PROBLEM DESCRIPTION
Each entry below should be reproduced character for character.

INFORMATION SUPPLIED

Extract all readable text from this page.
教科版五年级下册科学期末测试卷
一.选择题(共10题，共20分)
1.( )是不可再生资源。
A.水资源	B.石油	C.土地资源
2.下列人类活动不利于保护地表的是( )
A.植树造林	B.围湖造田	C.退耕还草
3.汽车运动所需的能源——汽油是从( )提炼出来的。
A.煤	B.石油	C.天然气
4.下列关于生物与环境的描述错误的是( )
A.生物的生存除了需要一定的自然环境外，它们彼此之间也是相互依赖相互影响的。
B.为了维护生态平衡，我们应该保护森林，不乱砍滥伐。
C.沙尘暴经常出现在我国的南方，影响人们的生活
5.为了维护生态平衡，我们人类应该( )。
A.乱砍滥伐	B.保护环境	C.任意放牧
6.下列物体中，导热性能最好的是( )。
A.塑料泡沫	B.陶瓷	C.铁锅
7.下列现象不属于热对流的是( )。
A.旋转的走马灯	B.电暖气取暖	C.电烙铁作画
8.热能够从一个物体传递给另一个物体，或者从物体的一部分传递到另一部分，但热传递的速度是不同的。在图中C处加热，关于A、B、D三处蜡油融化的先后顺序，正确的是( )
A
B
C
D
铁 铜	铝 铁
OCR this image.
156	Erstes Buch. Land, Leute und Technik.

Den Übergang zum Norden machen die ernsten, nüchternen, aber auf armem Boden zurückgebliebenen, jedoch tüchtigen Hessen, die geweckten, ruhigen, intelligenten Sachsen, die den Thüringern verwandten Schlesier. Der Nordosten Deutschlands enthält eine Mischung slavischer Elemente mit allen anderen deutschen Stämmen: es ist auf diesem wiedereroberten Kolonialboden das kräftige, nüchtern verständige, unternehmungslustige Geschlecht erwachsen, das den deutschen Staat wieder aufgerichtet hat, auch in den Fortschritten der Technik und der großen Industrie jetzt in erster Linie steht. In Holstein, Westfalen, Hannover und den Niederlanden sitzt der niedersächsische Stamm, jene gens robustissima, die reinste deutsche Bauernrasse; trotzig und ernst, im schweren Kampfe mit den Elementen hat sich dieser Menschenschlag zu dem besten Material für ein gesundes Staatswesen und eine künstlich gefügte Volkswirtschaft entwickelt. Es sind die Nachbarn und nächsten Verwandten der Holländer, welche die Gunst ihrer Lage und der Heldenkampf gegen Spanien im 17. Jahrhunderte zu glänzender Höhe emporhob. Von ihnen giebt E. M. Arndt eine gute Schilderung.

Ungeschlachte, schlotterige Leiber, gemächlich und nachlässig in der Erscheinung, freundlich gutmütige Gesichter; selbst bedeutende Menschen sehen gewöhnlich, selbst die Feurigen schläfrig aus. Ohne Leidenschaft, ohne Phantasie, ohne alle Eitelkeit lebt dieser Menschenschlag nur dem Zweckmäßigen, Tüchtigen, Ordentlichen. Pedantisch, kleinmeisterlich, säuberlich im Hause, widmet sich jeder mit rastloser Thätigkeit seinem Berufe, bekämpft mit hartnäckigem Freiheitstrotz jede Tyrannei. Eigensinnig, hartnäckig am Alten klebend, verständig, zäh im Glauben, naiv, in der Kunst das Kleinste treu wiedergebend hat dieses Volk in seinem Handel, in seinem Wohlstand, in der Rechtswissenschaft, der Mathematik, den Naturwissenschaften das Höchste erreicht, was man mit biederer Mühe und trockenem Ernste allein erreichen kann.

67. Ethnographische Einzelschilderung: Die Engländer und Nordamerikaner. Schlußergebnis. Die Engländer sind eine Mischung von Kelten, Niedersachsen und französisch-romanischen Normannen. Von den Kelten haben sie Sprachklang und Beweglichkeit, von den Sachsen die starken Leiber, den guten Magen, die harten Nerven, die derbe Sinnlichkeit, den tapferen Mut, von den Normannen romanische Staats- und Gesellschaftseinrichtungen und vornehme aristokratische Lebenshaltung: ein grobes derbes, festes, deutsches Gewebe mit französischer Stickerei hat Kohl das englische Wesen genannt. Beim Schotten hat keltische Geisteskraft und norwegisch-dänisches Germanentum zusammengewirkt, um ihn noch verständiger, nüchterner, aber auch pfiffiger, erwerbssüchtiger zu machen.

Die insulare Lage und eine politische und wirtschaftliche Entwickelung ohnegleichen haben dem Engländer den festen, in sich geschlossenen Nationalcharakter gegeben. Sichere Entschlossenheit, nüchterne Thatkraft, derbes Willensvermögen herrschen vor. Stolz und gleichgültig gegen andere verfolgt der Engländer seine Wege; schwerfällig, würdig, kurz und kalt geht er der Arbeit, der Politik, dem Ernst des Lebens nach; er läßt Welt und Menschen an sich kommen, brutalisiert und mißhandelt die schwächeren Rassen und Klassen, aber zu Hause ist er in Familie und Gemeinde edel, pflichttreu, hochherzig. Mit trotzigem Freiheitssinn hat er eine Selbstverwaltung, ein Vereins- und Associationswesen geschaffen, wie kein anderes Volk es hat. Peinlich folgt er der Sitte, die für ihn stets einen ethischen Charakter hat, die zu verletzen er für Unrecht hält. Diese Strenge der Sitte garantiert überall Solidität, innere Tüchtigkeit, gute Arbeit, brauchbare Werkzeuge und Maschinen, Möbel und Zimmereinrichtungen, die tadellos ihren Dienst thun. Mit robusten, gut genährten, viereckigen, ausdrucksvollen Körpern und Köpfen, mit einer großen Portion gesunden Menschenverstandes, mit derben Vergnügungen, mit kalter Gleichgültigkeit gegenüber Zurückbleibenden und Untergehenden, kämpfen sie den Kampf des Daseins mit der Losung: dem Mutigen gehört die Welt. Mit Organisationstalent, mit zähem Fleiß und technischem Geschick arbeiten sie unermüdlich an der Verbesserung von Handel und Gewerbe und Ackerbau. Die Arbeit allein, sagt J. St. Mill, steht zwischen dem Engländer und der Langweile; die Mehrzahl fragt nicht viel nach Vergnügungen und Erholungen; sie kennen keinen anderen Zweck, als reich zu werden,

FINISHED ANSWER
Extract all readable text from this page.
教科版五年级下册科学期末测试卷
一.选择题(共10题，共20分)
1.( )是不可再生资源。
A.水资源	B.石油	C.土地资源
2.下列人类活动不利于保护地表的是( )
A.植树造林	B.围湖造田	C.退耕还草
3.汽车运动所需的能源——汽油是从( )提炼出来的。
A.煤	B.石油	C.天然气
4.下列关于生物与环境的描述错误的是( )
A.生物的生存除了需要一定的自然环境外，它们彼此之间也是相互依赖相互影响的。
B.为了维护生态平衡，我们应该保护森林，不乱砍滥伐。
C.沙尘暴经常出现在我国的南方，影响人们的生活
5.为了维护生态平衡，我们人类应该( )。
A.乱砍滥伐	B.保护环境	C.任意放牧
6.下列物体中，导热性能最好的是( )。
A.塑料泡沫	B.陶瓷	C.铁锅
7.下列现象不属于热对流的是( )。
A.旋转的走马灯	B.电暖气取暖	C.电烙铁作画
8.热能够从一个物体传递给另一个物体，或者从物体的一部分传递到另一部分，但热传递的速度是不同的。在图中C处加热，关于A、B、D三处蜡油融化的先后顺序，正确的是( )
A
B
C
D
铁 铜	铝 铁
OCR this image.
156	Erstes Buch. Land, Leute und Technik.

Den Übergang zum Norden machen die ernsten, nüchternen, aber auf armem Boden zurückgebliebenen, jedoch tüchtigen Hessen, die geweckten, ruhigen, intelligenten Sachsen, die den Thüringern verwandten Schlesier. Der Nordosten Deutschlands enthält eine Mischung slavischer Elemente mit allen anderen deutschen Stämmen: es ist auf diesem wiedereroberten Kolonialboden das kräftige, nüchtern verständige, unternehmungslustige Geschlecht erwachsen, das den deutschen Staat wieder aufgerichtet hat, auch in den Fortschritten der Technik und der großen Industrie jetzt in erster Linie steht. In Holstein, Westfalen, Hannover und den Niederlanden sitzt der niedersächsische Stamm, jene gens robustissima, die reinste deutsche Bauernrasse; trotzig und ernst, im schweren Kampfe mit den Elementen hat sich dieser Menschenschlag zu dem besten Material für ein gesundes Staatswesen und eine künstlich gefügte Volkswirtschaft entwickelt. Es sind die Nachbarn und nächsten Verwandten der Holländer, welche die Gunst ihrer Lage und der Heldenkampf gegen Spanien im 17. Jahrhunderte zu glänzender Höhe emporhob. Von ihnen giebt E. M. Arndt eine gute Schilderung.

Ungeschlachte, schlotterige Leiber, gemächlich und nachlässig in der Erscheinung, freundlich gutmütige Gesichter; selbst bedeutende Menschen sehen gewöhnlich, selbst die Feurigen schläfrig aus. Ohne Leidenschaft, ohne Phantasie, ohne alle Eitelkeit lebt dieser Menschenschlag nur dem Zweckmäßigen, Tüchtigen, Ordentlichen. Pedantisch, kleinmeisterlich, säuberlich im Hause, widmet sich jeder mit rastloser Thätigkeit seinem Berufe, bekämpft mit hartnäckigem Freiheitstrotz jede Tyrannei. Eigensinnig, hartnäckig am Alten klebend, verständig, zäh im Glauben, naiv, in der Kunst das Kleinste treu wiedergebend hat dieses Volk in seinem Handel, in seinem Wohlstand, in der Rechtswissenschaft, der Mathematik, den Naturwissenschaften das Höchste erreicht, was man mit biederer Mühe und trockenem Ernste allein erreichen kann.

67. Ethnographische Einzelschilderung: Die Engländer und Nordamerikaner. Schlußergebnis. Die Engländer sind eine Mischung von Kelten, Niedersachsen und französisch-romanischen Normannen. Von den Kelten haben sie Sprachklang und Beweglichkeit, von den Sachsen die starken Leiber, den guten Magen, die harten Nerven, die derbe Sinnlichkeit, den tapferen Mut, von den Normannen romanische Staats- und Gesellschaftseinrichtungen und vornehme aristokratische Lebenshaltung: ein grobes derbes, festes, deutsches Gewebe mit französischer Stickerei hat Kohl das englische Wesen genannt. Beim Schotten hat keltische Geisteskraft und norwegisch-dänisches Germanentum zusammengewirkt, um ihn noch verständiger, nüchterner, aber auch pfiffiger, erwerbssüchtiger zu machen.

Die insulare Lage und eine politische und wirtschaftliche Entwickelung ohnegleichen haben dem Engländer den festen, in sich geschlossenen Nationalcharakter gegeben. Sichere Entschlossenheit, nüchterne Thatkraft, derbes Willensvermögen herrschen vor. Stolz und gleichgültig gegen andere verfolgt der Engländer seine Wege; schwerfällig, würdig, kurz und kalt geht er der Arbeit, der Politik, dem Ernst des Lebens nach; er läßt Welt und Menschen an sich kommen, brutalisiert und mißhandelt die schwächeren Rassen und Klassen, aber zu Hause ist er in Familie und Gemeinde edel, pflichttreu, hochherzig. Mit trotzigem Freiheitssinn hat er eine Selbstverwaltung, ein Vereins- und Associationswesen geschaffen, wie kein anderes Volk es hat. Peinlich folgt er der Sitte, die für ihn stets einen ethischen Charakter hat, die zu verletzen er für Unrecht hält. Diese Strenge der Sitte garantiert überall Solidität, innere Tüchtigkeit, gute Arbeit, brauchbare Werkzeuge und Maschinen, Möbel und Zimmereinrichtungen, die tadellos ihren Dienst thun. Mit robusten, gut genährten, viereckigen, ausdrucksvollen Körpern und Köpfen, mit einer großen Portion gesunden Menschenverstandes, mit derben Vergnügungen, mit kalter Gleichgültigkeit gegenüber Zurückbleibenden und Untergehenden, kämpfen sie den Kampf des Daseins mit der Losung: dem Mutigen gehört die Welt. Mit Organisationstalent, mit zähem Fleiß und technischem Geschick arbeiten sie unermüdlich an der Verbesserung von Handel und Gewerbe und Ackerbau. Die Arbeit allein, sagt J. St. Mill, steht zwischen dem Engländer und der Langweile; die Mehrzahl fragt nicht viel nach Vergnügungen und Erholungen; sie kennen keinen anderen Zweck, als reich zu werden,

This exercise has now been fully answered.